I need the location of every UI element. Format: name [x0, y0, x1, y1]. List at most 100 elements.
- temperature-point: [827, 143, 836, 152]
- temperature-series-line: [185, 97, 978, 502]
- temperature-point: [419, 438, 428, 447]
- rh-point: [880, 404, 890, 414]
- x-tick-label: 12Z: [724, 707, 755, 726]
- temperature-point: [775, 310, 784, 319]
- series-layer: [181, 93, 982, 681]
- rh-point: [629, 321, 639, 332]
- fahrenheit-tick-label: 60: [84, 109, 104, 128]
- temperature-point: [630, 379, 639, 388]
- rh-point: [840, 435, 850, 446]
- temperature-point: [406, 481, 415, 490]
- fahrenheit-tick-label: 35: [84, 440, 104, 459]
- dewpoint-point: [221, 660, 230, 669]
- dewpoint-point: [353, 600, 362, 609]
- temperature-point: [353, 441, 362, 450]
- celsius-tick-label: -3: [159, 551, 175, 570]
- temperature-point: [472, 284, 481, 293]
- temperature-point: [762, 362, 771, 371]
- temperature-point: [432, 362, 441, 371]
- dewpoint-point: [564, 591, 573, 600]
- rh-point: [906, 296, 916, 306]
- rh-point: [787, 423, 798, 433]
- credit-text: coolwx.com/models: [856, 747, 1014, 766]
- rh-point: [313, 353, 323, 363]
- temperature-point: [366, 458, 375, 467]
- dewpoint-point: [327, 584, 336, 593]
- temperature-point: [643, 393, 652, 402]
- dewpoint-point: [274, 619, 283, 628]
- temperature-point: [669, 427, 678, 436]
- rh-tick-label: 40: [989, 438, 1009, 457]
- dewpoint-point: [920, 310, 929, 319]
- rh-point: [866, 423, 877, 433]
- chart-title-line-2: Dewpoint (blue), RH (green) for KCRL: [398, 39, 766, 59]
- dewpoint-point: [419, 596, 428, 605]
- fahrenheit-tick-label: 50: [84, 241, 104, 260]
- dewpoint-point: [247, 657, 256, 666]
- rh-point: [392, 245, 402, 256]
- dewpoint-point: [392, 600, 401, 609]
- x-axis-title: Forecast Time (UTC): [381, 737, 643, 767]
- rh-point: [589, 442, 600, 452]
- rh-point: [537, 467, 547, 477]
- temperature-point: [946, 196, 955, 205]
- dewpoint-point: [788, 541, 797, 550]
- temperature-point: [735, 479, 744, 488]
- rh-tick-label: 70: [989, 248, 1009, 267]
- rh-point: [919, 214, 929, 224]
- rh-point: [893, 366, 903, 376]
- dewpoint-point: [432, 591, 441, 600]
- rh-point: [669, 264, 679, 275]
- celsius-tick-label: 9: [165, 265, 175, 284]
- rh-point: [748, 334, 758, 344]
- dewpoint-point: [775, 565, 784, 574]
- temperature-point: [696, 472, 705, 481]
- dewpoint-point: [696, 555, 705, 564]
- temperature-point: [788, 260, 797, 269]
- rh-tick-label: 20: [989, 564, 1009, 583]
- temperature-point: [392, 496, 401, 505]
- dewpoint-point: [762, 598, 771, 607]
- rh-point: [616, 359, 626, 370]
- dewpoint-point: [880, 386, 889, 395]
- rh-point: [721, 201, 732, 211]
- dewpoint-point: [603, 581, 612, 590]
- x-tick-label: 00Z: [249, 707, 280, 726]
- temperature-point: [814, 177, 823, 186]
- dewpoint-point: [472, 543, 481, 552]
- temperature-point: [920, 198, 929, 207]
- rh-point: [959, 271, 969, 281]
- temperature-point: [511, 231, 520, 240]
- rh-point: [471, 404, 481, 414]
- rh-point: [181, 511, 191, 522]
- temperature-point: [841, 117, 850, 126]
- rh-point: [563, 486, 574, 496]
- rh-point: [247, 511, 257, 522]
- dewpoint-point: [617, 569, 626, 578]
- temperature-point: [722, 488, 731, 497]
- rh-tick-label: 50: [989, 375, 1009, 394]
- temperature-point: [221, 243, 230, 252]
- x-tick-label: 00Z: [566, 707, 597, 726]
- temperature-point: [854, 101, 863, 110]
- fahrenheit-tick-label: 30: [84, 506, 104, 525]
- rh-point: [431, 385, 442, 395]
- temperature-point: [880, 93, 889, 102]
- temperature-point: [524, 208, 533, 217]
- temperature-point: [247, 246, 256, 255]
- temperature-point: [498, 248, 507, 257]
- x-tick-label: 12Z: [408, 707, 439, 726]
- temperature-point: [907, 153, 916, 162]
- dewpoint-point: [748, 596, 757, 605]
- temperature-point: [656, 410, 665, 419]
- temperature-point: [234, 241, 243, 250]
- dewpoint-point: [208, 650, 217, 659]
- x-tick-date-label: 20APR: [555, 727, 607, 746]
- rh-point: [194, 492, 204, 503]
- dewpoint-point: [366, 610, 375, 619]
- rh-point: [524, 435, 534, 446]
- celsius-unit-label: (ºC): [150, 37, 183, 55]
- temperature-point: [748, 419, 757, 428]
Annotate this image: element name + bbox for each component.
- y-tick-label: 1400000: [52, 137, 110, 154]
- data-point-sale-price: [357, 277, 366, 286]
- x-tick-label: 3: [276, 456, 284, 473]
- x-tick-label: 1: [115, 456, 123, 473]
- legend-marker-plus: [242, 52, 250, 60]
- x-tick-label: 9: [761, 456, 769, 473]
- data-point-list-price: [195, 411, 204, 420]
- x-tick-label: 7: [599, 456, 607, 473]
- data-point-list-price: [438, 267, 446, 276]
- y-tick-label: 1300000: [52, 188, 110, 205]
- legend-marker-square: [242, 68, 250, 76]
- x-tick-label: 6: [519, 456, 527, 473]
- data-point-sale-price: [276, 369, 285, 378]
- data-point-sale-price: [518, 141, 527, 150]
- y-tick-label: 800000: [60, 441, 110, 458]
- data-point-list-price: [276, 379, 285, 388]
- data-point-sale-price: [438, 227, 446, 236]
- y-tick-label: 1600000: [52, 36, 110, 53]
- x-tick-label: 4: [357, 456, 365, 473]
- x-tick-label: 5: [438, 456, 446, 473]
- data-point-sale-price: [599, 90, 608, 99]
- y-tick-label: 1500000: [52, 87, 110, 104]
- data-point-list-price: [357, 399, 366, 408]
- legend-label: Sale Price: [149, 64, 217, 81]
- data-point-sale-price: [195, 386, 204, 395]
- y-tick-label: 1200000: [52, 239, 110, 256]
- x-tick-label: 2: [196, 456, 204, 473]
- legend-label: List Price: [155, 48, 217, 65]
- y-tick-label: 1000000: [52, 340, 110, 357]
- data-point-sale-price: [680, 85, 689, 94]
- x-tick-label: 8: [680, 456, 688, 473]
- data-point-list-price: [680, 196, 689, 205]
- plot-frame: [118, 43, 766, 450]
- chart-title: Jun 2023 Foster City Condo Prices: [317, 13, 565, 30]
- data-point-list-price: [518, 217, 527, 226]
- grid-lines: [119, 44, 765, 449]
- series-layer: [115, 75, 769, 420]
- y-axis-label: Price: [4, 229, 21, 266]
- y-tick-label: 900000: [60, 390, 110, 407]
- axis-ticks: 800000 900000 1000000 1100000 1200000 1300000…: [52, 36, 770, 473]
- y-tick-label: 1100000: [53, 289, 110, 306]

*WHAT IS ASKED*.
Copy out every line of the items above word for word, changing nothing.

*RESULT*.
I need the location of every UI element. Format: name [x0, y0, x1, y1]. List at most 100 elements.
- temperature-point: [827, 143, 836, 152]
- temperature-series-line: [185, 97, 978, 502]
- temperature-point: [419, 438, 428, 447]
- rh-point: [880, 404, 890, 414]
- x-tick-label: 12Z: [724, 707, 755, 726]
- temperature-point: [775, 310, 784, 319]
- series-layer: [181, 93, 982, 681]
- rh-point: [629, 321, 639, 332]
- fahrenheit-tick-label: 60: [84, 109, 104, 128]
- temperature-point: [630, 379, 639, 388]
- rh-point: [840, 435, 850, 446]
- temperature-point: [406, 481, 415, 490]
- fahrenheit-tick-label: 35: [84, 440, 104, 459]
- dewpoint-point: [221, 660, 230, 669]
- dewpoint-point: [353, 600, 362, 609]
- temperature-point: [353, 441, 362, 450]
- celsius-tick-label: -3: [159, 551, 175, 570]
- temperature-point: [472, 284, 481, 293]
- temperature-point: [762, 362, 771, 371]
- temperature-point: [432, 362, 441, 371]
- dewpoint-point: [564, 591, 573, 600]
- rh-point: [906, 296, 916, 306]
- rh-point: [787, 423, 798, 433]
- credit-text: coolwx.com/models: [856, 747, 1014, 766]
- rh-point: [313, 353, 323, 363]
- temperature-point: [366, 458, 375, 467]
- dewpoint-point: [327, 584, 336, 593]
- temperature-point: [643, 393, 652, 402]
- dewpoint-point: [274, 619, 283, 628]
- temperature-point: [669, 427, 678, 436]
- rh-tick-label: 40: [989, 438, 1009, 457]
- dewpoint-point: [920, 310, 929, 319]
- rh-point: [866, 423, 877, 433]
- chart-title-line-2: Dewpoint (blue), RH (green) for KCRL: [398, 39, 766, 59]
- dewpoint-point: [419, 596, 428, 605]
- fahrenheit-tick-label: 50: [84, 241, 104, 260]
- dewpoint-point: [247, 657, 256, 666]
- rh-point: [392, 245, 402, 256]
- dewpoint-point: [392, 600, 401, 609]
- x-axis-title: Forecast Time (UTC): [381, 737, 643, 767]
- rh-point: [589, 442, 600, 452]
- rh-point: [537, 467, 547, 477]
- temperature-point: [946, 196, 955, 205]
- dewpoint-point: [788, 541, 797, 550]
- temperature-point: [735, 479, 744, 488]
- rh-tick-label: 70: [989, 248, 1009, 267]
- rh-point: [919, 214, 929, 224]
- rh-point: [893, 366, 903, 376]
- dewpoint-point: [432, 591, 441, 600]
- rh-point: [669, 264, 679, 275]
- celsius-tick-label: 9: [165, 265, 175, 284]
- rh-point: [748, 334, 758, 344]
- dewpoint-point: [775, 565, 784, 574]
- temperature-point: [696, 472, 705, 481]
- dewpoint-point: [696, 555, 705, 564]
- temperature-point: [788, 260, 797, 269]
- rh-tick-label: 20: [989, 564, 1009, 583]
- temperature-point: [392, 496, 401, 505]
- dewpoint-point: [762, 598, 771, 607]
- rh-point: [616, 359, 626, 370]
- dewpoint-point: [880, 386, 889, 395]
- rh-point: [721, 201, 732, 211]
- dewpoint-point: [603, 581, 612, 590]
- x-tick-label: 00Z: [249, 707, 280, 726]
- temperature-point: [814, 177, 823, 186]
- dewpoint-point: [472, 543, 481, 552]
- temperature-point: [920, 198, 929, 207]
- rh-point: [959, 271, 969, 281]
- temperature-point: [511, 231, 520, 240]
- rh-point: [471, 404, 481, 414]
- rh-point: [181, 511, 191, 522]
- temperature-point: [841, 117, 850, 126]
- rh-point: [563, 486, 574, 496]
- rh-point: [247, 511, 257, 522]
- dewpoint-point: [617, 569, 626, 578]
- temperature-point: [722, 488, 731, 497]
- rh-tick-label: 50: [989, 375, 1009, 394]
- temperature-point: [221, 243, 230, 252]
- x-tick-label: 00Z: [566, 707, 597, 726]
- temperature-point: [854, 101, 863, 110]
- fahrenheit-tick-label: 30: [84, 506, 104, 525]
- rh-point: [431, 385, 442, 395]
- temperature-point: [880, 93, 889, 102]
- temperature-point: [524, 208, 533, 217]
- temperature-point: [247, 246, 256, 255]
- temperature-point: [498, 248, 507, 257]
- x-tick-label: 12Z: [408, 707, 439, 726]
- temperature-point: [907, 153, 916, 162]
- dewpoint-point: [748, 596, 757, 605]
- temperature-point: [656, 410, 665, 419]
- temperature-point: [234, 241, 243, 250]
- dewpoint-point: [208, 650, 217, 659]
- x-tick-date-label: 20APR: [555, 727, 607, 746]
- rh-point: [194, 492, 204, 503]
- dewpoint-point: [366, 610, 375, 619]
- rh-point: [524, 435, 534, 446]
- celsius-unit-label: (ºC): [150, 37, 183, 55]
- temperature-point: [748, 419, 757, 428]
Annotate this image: element name + bbox for each component.
- y-tick-label: 1400000: [52, 137, 110, 154]
- data-point-sale-price: [357, 277, 366, 286]
- x-tick-label: 3: [276, 456, 284, 473]
- x-tick-label: 1: [115, 456, 123, 473]
- legend-marker-plus: [242, 52, 250, 60]
- x-tick-label: 9: [761, 456, 769, 473]
- data-point-list-price: [195, 411, 204, 420]
- x-tick-label: 7: [599, 456, 607, 473]
- data-point-list-price: [438, 267, 446, 276]
- y-tick-label: 1300000: [52, 188, 110, 205]
- legend-marker-square: [242, 68, 250, 76]
- x-tick-label: 6: [519, 456, 527, 473]
- data-point-sale-price: [276, 369, 285, 378]
- data-point-sale-price: [518, 141, 527, 150]
- y-tick-label: 800000: [60, 441, 110, 458]
- data-point-list-price: [276, 379, 285, 388]
- data-point-sale-price: [438, 227, 446, 236]
- y-tick-label: 1600000: [52, 36, 110, 53]
- x-tick-label: 4: [357, 456, 365, 473]
- x-tick-label: 5: [438, 456, 446, 473]
- data-point-sale-price: [599, 90, 608, 99]
- y-tick-label: 1500000: [52, 87, 110, 104]
- data-point-list-price: [357, 399, 366, 408]
- legend-label: Sale Price: [149, 64, 217, 81]
- data-point-sale-price: [195, 386, 204, 395]
- y-tick-label: 1200000: [52, 239, 110, 256]
- x-tick-label: 2: [196, 456, 204, 473]
- legend-label: List Price: [155, 48, 217, 65]
- y-tick-label: 1000000: [52, 340, 110, 357]
- data-point-sale-price: [680, 85, 689, 94]
- x-tick-label: 8: [680, 456, 688, 473]
- data-point-list-price: [680, 196, 689, 205]
- plot-frame: [118, 43, 766, 450]
- chart-title: Jun 2023 Foster City Condo Prices: [317, 13, 565, 30]
- data-point-list-price: [518, 217, 527, 226]
- grid-lines: [119, 44, 765, 449]
- series-layer: [115, 75, 769, 420]
- y-axis-label: Price: [4, 229, 21, 266]
- y-tick-label: 900000: [60, 390, 110, 407]
- axis-ticks: 800000 900000 1000000 1100000 1200000 1300000…: [52, 36, 770, 473]
- y-tick-label: 1100000: [53, 289, 110, 306]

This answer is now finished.